◆ Work to be completed ◆
Set down the full listing exactly, character for character.
>>>
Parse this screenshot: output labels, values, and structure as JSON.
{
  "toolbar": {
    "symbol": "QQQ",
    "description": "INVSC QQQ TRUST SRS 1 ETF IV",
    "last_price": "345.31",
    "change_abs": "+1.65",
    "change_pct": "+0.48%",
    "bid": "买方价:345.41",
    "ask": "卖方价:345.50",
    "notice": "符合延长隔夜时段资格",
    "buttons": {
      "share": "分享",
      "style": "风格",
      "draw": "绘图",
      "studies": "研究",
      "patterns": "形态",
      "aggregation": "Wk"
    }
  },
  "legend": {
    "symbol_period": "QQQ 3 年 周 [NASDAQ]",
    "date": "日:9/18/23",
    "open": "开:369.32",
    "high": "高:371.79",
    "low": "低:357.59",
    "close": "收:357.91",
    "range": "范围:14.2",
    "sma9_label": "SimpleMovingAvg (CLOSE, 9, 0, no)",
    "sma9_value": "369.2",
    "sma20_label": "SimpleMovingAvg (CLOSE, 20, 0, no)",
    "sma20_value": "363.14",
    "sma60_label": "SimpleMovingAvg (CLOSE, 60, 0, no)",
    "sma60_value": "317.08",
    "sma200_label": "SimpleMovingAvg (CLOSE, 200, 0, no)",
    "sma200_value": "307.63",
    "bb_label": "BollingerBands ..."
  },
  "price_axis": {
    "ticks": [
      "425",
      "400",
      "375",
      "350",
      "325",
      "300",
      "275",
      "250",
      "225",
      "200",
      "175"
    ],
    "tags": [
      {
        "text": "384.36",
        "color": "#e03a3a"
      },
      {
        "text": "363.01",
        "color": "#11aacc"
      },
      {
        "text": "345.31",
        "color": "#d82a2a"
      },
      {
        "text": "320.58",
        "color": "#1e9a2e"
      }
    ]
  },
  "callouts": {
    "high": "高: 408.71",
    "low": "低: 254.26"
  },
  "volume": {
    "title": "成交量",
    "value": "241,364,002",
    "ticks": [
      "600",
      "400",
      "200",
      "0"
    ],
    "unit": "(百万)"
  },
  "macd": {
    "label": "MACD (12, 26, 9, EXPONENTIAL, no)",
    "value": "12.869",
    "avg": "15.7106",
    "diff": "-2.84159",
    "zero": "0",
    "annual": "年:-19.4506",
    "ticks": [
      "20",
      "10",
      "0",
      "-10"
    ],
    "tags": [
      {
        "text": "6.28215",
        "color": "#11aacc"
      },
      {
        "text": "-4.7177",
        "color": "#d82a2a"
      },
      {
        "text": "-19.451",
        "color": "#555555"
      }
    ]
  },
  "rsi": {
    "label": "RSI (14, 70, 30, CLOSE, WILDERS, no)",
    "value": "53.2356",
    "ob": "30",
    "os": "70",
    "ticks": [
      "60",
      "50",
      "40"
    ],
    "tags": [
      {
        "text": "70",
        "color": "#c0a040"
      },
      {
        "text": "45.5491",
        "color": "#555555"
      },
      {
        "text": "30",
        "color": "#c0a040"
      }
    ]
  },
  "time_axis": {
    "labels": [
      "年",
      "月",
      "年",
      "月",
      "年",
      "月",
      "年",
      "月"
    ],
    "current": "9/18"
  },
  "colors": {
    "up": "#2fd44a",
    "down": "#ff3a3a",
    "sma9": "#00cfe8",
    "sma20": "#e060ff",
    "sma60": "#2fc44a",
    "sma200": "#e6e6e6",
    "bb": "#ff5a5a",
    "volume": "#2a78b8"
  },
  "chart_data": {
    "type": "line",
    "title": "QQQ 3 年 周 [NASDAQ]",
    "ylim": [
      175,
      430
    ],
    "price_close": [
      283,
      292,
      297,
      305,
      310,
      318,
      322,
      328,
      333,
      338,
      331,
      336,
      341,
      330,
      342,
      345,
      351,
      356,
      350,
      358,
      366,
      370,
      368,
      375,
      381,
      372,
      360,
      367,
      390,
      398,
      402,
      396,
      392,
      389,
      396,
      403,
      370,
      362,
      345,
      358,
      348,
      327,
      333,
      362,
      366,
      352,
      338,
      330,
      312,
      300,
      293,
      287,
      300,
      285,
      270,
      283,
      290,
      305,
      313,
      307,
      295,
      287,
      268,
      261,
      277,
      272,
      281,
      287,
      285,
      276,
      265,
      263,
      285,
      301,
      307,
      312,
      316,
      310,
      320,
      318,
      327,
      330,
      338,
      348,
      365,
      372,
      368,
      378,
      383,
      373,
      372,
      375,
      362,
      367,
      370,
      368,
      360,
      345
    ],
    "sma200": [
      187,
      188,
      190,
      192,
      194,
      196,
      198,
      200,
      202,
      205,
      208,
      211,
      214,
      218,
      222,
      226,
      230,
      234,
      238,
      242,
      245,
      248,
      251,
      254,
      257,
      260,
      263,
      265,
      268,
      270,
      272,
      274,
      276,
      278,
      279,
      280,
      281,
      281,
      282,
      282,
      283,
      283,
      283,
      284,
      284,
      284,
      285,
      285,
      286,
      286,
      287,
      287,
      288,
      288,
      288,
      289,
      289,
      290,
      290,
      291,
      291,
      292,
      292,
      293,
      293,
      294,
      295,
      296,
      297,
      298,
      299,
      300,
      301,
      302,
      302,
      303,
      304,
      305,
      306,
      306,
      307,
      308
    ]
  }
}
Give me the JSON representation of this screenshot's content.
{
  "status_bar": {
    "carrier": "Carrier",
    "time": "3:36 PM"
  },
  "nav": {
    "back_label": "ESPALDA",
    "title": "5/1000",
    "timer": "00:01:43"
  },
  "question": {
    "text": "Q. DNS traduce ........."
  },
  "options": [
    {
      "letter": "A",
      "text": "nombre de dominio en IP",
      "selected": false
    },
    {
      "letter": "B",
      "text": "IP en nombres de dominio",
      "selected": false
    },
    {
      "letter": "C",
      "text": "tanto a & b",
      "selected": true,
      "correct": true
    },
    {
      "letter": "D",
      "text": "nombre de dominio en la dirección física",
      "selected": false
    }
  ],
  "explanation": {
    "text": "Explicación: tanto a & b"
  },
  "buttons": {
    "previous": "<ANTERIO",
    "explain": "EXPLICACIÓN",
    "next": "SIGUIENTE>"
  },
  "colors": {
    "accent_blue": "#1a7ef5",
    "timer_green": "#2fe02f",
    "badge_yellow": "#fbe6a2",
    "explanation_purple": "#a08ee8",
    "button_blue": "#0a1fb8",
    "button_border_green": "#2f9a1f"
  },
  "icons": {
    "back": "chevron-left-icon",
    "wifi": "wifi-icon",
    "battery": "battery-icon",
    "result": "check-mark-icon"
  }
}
<<<
◆ Solution for this task ◆
Parse this screenshot: output labels, values, and structure as JSON.
{
  "toolbar": {
    "symbol": "QQQ",
    "description": "INVSC QQQ TRUST SRS 1 ETF IV",
    "last_price": "345.31",
    "change_abs": "+1.65",
    "change_pct": "+0.48%",
    "bid": "买方价:345.41",
    "ask": "卖方价:345.50",
    "notice": "符合延长隔夜时段资格",
    "buttons": {
      "share": "分享",
      "style": "风格",
      "draw": "绘图",
      "studies": "研究",
      "patterns": "形态",
      "aggregation": "Wk"
    }
  },
  "legend": {
    "symbol_period": "QQQ 3 年 周 [NASDAQ]",
    "date": "日:9/18/23",
    "open": "开:369.32",
    "high": "高:371.79",
    "low": "低:357.59",
    "close": "收:357.91",
    "range": "范围:14.2",
    "sma9_label": "SimpleMovingAvg (CLOSE, 9, 0, no)",
    "sma9_value": "369.2",
    "sma20_label": "SimpleMovingAvg (CLOSE, 20, 0, no)",
    "sma20_value": "363.14",
    "sma60_label": "SimpleMovingAvg (CLOSE, 60, 0, no)",
    "sma60_value": "317.08",
    "sma200_label": "SimpleMovingAvg (CLOSE, 200, 0, no)",
    "sma200_value": "307.63",
    "bb_label": "BollingerBands ..."
  },
  "price_axis": {
    "ticks": [
      "425",
      "400",
      "375",
      "350",
      "325",
      "300",
      "275",
      "250",
      "225",
      "200",
      "175"
    ],
    "tags": [
      {
        "text": "384.36",
        "color": "#e03a3a"
      },
      {
        "text": "363.01",
        "color": "#11aacc"
      },
      {
        "text": "345.31",
        "color": "#d82a2a"
      },
      {
        "text": "320.58",
        "color": "#1e9a2e"
      }
    ]
  },
  "callouts": {
    "high": "高: 408.71",
    "low": "低: 254.26"
  },
  "volume": {
    "title": "成交量",
    "value": "241,364,002",
    "ticks": [
      "600",
      "400",
      "200",
      "0"
    ],
    "unit": "(百万)"
  },
  "macd": {
    "label": "MACD (12, 26, 9, EXPONENTIAL, no)",
    "value": "12.869",
    "avg": "15.7106",
    "diff": "-2.84159",
    "zero": "0",
    "annual": "年:-19.4506",
    "ticks": [
      "20",
      "10",
      "0",
      "-10"
    ],
    "tags": [
      {
        "text": "6.28215",
        "color": "#11aacc"
      },
      {
        "text": "-4.7177",
        "color": "#d82a2a"
      },
      {
        "text": "-19.451",
        "color": "#555555"
      }
    ]
  },
  "rsi": {
    "label": "RSI (14, 70, 30, CLOSE, WILDERS, no)",
    "value": "53.2356",
    "ob": "30",
    "os": "70",
    "ticks": [
      "60",
      "50",
      "40"
    ],
    "tags": [
      {
        "text": "70",
        "color": "#c0a040"
      },
      {
        "text": "45.5491",
        "color": "#555555"
      },
      {
        "text": "30",
        "color": "#c0a040"
      }
    ]
  },
  "time_axis": {
    "labels": [
      "年",
      "月",
      "年",
      "月",
      "年",
      "月",
      "年",
      "月"
    ],
    "current": "9/18"
  },
  "colors": {
    "up": "#2fd44a",
    "down": "#ff3a3a",
    "sma9": "#00cfe8",
    "sma20": "#e060ff",
    "sma60": "#2fc44a",
    "sma200": "#e6e6e6",
    "bb": "#ff5a5a",
    "volume": "#2a78b8"
  },
  "chart_data": {
    "type": "line",
    "title": "QQQ 3 年 周 [NASDAQ]",
    "ylim": [
      175,
      430
    ],
    "price_close": [
      283,
      292,
      297,
      305,
      310,
      318,
      322,
      328,
      333,
      338,
      331,
      336,
      341,
      330,
      342,
      345,
      351,
      356,
      350,
      358,
      366,
      370,
      368,
      375,
      381,
      372,
      360,
      367,
      390,
      398,
      402,
      396,
      392,
      389,
      396,
      403,
      370,
      362,
      345,
      358,
      348,
      327,
      333,
      362,
      366,
      352,
      338,
      330,
      312,
      300,
      293,
      287,
      300,
      285,
      270,
      283,
      290,
      305,
      313,
      307,
      295,
      287,
      268,
      261,
      277,
      272,
      281,
      287,
      285,
      276,
      265,
      263,
      285,
      301,
      307,
      312,
      316,
      310,
      320,
      318,
      327,
      330,
      338,
      348,
      365,
      372,
      368,
      378,
      383,
      373,
      372,
      375,
      362,
      367,
      370,
      368,
      360,
      345
    ],
    "sma200": [
      187,
      188,
      190,
      192,
      194,
      196,
      198,
      200,
      202,
      205,
      208,
      211,
      214,
      218,
      222,
      226,
      230,
      234,
      238,
      242,
      245,
      248,
      251,
      254,
      257,
      260,
      263,
      265,
      268,
      270,
      272,
      274,
      276,
      278,
      279,
      280,
      281,
      281,
      282,
      282,
      283,
      283,
      283,
      284,
      284,
      284,
      285,
      285,
      286,
      286,
      287,
      287,
      288,
      288,
      288,
      289,
      289,
      290,
      290,
      291,
      291,
      292,
      292,
      293,
      293,
      294,
      295,
      296,
      297,
      298,
      299,
      300,
      301,
      302,
      302,
      303,
      304,
      305,
      306,
      306,
      307,
      308
    ]
  }
}
Give me the JSON representation of this screenshot's content.
{
  "status_bar": {
    "carrier": "Carrier",
    "time": "3:36 PM"
  },
  "nav": {
    "back_label": "ESPALDA",
    "title": "5/1000",
    "timer": "00:01:43"
  },
  "question": {
    "text": "Q. DNS traduce ........."
  },
  "options": [
    {
      "letter": "A",
      "text": "nombre de dominio en IP",
      "selected": false
    },
    {
      "letter": "B",
      "text": "IP en nombres de dominio",
      "selected": false
    },
    {
      "letter": "C",
      "text": "tanto a & b",
      "selected": true,
      "correct": true
    },
    {
      "letter": "D",
      "text": "nombre de dominio en la dirección física",
      "selected": false
    }
  ],
  "explanation": {
    "text": "Explicación: tanto a & b"
  },
  "buttons": {
    "previous": "<ANTERIO",
    "explain": "EXPLICACIÓN",
    "next": "SIGUIENTE>"
  },
  "colors": {
    "accent_blue": "#1a7ef5",
    "timer_green": "#2fe02f",
    "badge_yellow": "#fbe6a2",
    "explanation_purple": "#a08ee8",
    "button_blue": "#0a1fb8",
    "button_border_green": "#2f9a1f"
  },
  "icons": {
    "back": "chevron-left-icon",
    "wifi": "wifi-icon",
    "battery": "battery-icon",
    "result": "check-mark-icon"
  }
}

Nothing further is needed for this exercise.